Dataset entries on figures:
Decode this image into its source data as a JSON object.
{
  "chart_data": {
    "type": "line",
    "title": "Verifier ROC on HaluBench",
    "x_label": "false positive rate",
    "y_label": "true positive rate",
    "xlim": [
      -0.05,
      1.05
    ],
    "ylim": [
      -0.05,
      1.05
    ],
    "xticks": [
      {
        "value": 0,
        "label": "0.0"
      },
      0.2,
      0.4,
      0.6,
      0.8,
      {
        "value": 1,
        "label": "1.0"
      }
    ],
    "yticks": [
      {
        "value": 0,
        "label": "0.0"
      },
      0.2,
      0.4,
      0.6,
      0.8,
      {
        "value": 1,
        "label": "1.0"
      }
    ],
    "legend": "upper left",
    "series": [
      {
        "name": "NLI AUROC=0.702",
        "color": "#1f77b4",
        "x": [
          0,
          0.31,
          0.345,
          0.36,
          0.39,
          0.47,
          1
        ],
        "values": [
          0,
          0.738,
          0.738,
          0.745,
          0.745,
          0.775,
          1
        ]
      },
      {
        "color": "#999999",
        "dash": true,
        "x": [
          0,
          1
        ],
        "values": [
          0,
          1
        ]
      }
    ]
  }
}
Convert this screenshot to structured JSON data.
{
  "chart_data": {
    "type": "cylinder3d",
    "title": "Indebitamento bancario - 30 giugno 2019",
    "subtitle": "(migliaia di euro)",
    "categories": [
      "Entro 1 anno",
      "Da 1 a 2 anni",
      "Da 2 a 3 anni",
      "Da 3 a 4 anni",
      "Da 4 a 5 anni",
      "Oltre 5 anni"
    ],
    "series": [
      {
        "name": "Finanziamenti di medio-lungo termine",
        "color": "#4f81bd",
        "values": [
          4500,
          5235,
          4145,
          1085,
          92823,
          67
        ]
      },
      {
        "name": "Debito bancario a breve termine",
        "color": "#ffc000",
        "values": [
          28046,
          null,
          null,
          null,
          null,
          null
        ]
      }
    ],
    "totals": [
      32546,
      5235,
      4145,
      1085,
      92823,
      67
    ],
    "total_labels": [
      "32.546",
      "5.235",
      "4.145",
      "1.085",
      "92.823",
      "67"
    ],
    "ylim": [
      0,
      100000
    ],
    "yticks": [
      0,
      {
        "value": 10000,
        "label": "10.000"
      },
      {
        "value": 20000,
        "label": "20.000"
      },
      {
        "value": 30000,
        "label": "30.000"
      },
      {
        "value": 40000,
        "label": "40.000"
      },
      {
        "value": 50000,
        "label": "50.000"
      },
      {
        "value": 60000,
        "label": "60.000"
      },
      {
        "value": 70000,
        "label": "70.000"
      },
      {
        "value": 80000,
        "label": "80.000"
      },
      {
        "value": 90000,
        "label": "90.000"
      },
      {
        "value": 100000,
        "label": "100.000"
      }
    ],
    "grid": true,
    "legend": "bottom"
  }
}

- _THE TASK_
From the entries above, pull out each line that includes "name".

- _ANSWER BELOW_
        "name": "NLI AUROC=0.702",
        "name": "Finanziamenti di medio-lungo termine",
        "name": "Debito bancario a breve termine",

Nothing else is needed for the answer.